Written exercise 1: From the climate comment thread below, list every geological period or era it names.

Actually the temperature was significantly colder than now, even accounting for the increasing solar output your lack of knowledge of the geological history of the earth is gob smacking! Photosynthesising plants have been steadily converting CO2 to O2 since life began and the levels of CO2 have been steadily decreasing until recently and yet planetary temps have remained reasonably constant.

However the lack of understanding of how absorption works through thick layers (i.e. planetary atmospheres) relegates your comments (based on first order models) simply ignorant.

As to models not being accurate, the whole basis IS the prediction of models, none of the warming that has occurred in the 20thC is unusual or unprecedented. IT IS ONLY THE COMPUTER MODELS which are predicting catastrophe so if we can't even get a comparatively trivial model of the absorption/transmission in clear skies to within an order of magnitude WHY are placing so much emphasis on the infinitely more complicated climate models?

James Annan said...

Your comments are too vague to make much sense. When is this significantly colder period you are talking about? See this figure. The whole Mesozoic period is widely acknowledged to have been substantially warmer than the present, and with substantially higher CO2, although there is not a perfect correlation between the two (eg changes in continental configuration and the growth of mountain ranges can both have significant impacts).

As for the "steady" temperature, in fact there has been a clear drift to cooler temperatures over the last few million years (eg this figure here). The modern severe ice age cycles only started up within the last million years.

IcedVolvo said...

Temps have been warmer than present for quite long periods (as much as 10C warmer!!!) but they have also been as cool or cooler (e.g. between the Cretaceous and Jurassic and earlier in the Palaeozoic) where temps were <= today's temps) and yet CO2 ranged from 2000-4000ppm!

The ONLY other time in the billion year history of the earth that CO2 AND temps have both been low is in the Late Carboniferous/Early Permian ~300mya.

There is little support there for CO2 being a powerful driver of climate.

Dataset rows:

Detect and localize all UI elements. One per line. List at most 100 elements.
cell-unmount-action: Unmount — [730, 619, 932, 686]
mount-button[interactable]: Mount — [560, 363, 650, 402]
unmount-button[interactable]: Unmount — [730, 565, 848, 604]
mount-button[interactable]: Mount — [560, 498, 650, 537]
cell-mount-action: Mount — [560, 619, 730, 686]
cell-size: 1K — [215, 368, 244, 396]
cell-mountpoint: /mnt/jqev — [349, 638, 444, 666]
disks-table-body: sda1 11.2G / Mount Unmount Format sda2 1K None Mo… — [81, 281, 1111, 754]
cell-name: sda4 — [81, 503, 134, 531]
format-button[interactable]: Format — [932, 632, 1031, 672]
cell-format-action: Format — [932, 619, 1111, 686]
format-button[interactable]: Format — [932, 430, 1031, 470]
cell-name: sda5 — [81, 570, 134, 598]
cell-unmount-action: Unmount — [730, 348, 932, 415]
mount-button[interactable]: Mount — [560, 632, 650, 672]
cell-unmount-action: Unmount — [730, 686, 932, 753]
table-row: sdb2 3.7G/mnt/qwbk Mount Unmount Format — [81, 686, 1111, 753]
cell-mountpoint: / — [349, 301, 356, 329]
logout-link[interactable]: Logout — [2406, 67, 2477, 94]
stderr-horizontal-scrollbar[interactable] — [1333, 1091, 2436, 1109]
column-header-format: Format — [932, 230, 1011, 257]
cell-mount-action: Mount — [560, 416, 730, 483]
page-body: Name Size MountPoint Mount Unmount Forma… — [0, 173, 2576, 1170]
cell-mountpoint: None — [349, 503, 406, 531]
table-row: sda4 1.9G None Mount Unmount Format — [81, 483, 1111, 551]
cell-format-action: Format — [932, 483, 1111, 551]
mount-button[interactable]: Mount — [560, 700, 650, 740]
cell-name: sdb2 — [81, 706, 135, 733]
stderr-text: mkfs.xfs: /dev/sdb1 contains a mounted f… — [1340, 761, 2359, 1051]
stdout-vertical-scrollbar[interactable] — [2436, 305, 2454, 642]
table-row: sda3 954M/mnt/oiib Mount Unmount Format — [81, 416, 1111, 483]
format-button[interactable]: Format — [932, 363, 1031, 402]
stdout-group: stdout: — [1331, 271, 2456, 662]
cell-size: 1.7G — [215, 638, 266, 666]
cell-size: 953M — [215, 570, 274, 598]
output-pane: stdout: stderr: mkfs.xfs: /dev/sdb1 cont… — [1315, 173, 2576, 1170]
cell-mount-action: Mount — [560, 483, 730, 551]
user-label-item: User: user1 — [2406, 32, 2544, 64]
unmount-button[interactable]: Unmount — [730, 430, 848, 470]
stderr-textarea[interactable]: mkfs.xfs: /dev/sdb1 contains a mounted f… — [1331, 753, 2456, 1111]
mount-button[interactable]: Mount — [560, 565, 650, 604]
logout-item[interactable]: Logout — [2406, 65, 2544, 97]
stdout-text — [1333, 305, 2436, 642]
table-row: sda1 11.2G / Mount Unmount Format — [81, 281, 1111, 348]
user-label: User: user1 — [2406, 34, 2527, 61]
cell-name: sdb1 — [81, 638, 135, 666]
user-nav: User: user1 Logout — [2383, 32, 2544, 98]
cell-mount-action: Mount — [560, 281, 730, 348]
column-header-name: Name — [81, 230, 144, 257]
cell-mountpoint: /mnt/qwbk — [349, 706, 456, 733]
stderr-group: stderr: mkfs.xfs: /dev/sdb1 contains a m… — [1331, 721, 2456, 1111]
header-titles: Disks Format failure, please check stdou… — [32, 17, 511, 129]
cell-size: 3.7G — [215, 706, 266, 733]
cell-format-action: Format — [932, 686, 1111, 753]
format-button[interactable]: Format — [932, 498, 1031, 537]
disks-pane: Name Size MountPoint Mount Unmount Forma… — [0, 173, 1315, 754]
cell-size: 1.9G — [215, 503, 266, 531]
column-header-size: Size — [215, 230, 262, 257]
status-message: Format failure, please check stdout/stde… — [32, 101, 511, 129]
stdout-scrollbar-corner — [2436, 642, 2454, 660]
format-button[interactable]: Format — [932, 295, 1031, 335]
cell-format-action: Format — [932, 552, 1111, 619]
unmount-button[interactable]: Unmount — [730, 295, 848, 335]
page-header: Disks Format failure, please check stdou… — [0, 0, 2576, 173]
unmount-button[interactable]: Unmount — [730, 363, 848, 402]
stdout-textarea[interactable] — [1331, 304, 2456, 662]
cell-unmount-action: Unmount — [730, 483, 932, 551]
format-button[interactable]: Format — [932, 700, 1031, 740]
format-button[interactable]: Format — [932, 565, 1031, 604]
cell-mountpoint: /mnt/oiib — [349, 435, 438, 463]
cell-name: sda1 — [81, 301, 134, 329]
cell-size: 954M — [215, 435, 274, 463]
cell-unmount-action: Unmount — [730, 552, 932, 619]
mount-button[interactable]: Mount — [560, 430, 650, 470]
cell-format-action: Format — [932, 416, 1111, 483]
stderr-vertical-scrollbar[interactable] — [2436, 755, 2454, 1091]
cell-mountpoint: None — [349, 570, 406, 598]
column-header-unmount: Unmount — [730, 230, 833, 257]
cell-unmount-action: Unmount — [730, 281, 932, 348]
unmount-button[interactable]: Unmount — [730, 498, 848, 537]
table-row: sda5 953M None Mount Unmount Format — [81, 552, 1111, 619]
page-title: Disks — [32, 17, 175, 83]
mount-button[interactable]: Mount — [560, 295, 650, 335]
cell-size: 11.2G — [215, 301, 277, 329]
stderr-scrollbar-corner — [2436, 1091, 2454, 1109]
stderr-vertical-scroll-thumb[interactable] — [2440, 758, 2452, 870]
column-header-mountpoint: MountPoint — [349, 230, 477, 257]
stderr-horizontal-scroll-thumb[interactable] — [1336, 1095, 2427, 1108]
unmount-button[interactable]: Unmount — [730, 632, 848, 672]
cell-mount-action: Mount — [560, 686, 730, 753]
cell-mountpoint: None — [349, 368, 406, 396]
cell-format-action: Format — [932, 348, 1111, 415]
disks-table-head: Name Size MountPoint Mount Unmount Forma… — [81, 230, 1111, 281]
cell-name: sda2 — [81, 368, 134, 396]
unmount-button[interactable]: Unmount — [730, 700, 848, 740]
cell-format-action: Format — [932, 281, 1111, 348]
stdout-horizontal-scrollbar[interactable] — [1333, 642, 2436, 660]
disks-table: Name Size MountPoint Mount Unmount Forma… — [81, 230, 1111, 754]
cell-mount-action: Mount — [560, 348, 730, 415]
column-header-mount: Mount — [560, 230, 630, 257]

Written exercise 2: Please arrange the dataset rows, starting at the first line of the rows and ending at the line that contains "cell-name: sda4 — [81, 503, 134, 531]", as a JSON list of strings, one string per line.

Answer 1: Mesozoic, Cretaceous, Jurassic, Palaeozoic, Late Carboniferous, Early Permian

Answer 2:
[
  "Detect and localize all UI elements. One per line. List at most 100 elements.",
  "cell-unmount-action: Unmount — [730, 619, 932, 686]",
  "mount-button[interactable]: Mount — [560, 363, 650, 402]",
  "unmount-button[interactable]: Unmount — [730, 565, 848, 604]",
  "mount-button[interactable]: Mount — [560, 498, 650, 537]",
  "cell-mount-action: Mount — [560, 619, 730, 686]",
  "cell-size: 1K — [215, 368, 244, 396]",
  "cell-mountpoint: /mnt/jqev — [349, 638, 444, 666]",
  "disks-table-body: sda1 11.2G / Mount Unmount Format sda2 1K None Mo… — [81, 281, 1111, 754]",
  "cell-name: sda4 — [81, 503, 134, 531]"
]